EXERCISE DIRECTIONS ::
Could you give the data below again, exactly and completely?

LISTED ENTRIES ::
━━━━━━━━━━━━━━━━━━━━━━━━━━━━━━
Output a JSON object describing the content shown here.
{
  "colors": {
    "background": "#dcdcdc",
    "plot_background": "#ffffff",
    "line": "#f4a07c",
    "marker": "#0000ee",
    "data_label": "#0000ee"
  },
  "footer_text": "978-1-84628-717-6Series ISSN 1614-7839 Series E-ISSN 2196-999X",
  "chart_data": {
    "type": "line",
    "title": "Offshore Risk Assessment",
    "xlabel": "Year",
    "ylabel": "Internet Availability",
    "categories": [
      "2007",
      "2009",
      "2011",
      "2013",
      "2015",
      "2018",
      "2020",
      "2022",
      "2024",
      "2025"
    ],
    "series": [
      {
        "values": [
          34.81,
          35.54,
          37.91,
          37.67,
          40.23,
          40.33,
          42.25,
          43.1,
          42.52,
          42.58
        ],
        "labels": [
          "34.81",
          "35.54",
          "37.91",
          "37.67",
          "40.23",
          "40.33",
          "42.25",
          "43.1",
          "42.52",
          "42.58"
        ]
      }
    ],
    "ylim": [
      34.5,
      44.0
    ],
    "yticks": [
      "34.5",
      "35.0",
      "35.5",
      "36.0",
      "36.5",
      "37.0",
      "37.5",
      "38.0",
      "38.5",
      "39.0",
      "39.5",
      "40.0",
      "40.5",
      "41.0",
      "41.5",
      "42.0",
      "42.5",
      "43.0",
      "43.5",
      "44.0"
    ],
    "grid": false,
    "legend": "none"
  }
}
━━━━━━━━━━━━━━━━━━━━━━━━━━━━━━
WORKED ANSWER ::
Output a JSON object describing the content shown here.
{
  "colors": {
    "background": "#dcdcdc",
    "plot_background": "#ffffff",
    "line": "#f4a07c",
    "marker": "#0000ee",
    "data_label": "#0000ee"
  },
  "footer_text": "978-1-84628-717-6Series ISSN 1614-7839 Series E-ISSN 2196-999X",
  "chart_data": {
    "type": "line",
    "title": "Offshore Risk Assessment",
    "xlabel": "Year",
    "ylabel": "Internet Availability",
    "categories": [
      "2007",
      "2009",
      "2011",
      "2013",
      "2015",
      "2018",
      "2020",
      "2022",
      "2024",
      "2025"
    ],
    "series": [
      {
        "values": [
          34.81,
          35.54,
          37.91,
          37.67,
          40.23,
          40.33,
          42.25,
          43.1,
          42.52,
          42.58
        ],
        "labels": [
          "34.81",
          "35.54",
          "37.91",
          "37.67",
          "40.23",
          "40.33",
          "42.25",
          "43.1",
          "42.52",
          "42.58"
        ]
      }
    ],
    "ylim": [
      34.5,
      44.0
    ],
    "yticks": [
      "34.5",
      "35.0",
      "35.5",
      "36.0",
      "36.5",
      "37.0",
      "37.5",
      "38.0",
      "38.5",
      "39.0",
      "39.5",
      "40.0",
      "40.5",
      "41.0",
      "41.5",
      "42.0",
      "42.5",
      "43.0",
      "43.5",
      "44.0"
    ],
    "grid": false,
    "legend": "none"
  }
}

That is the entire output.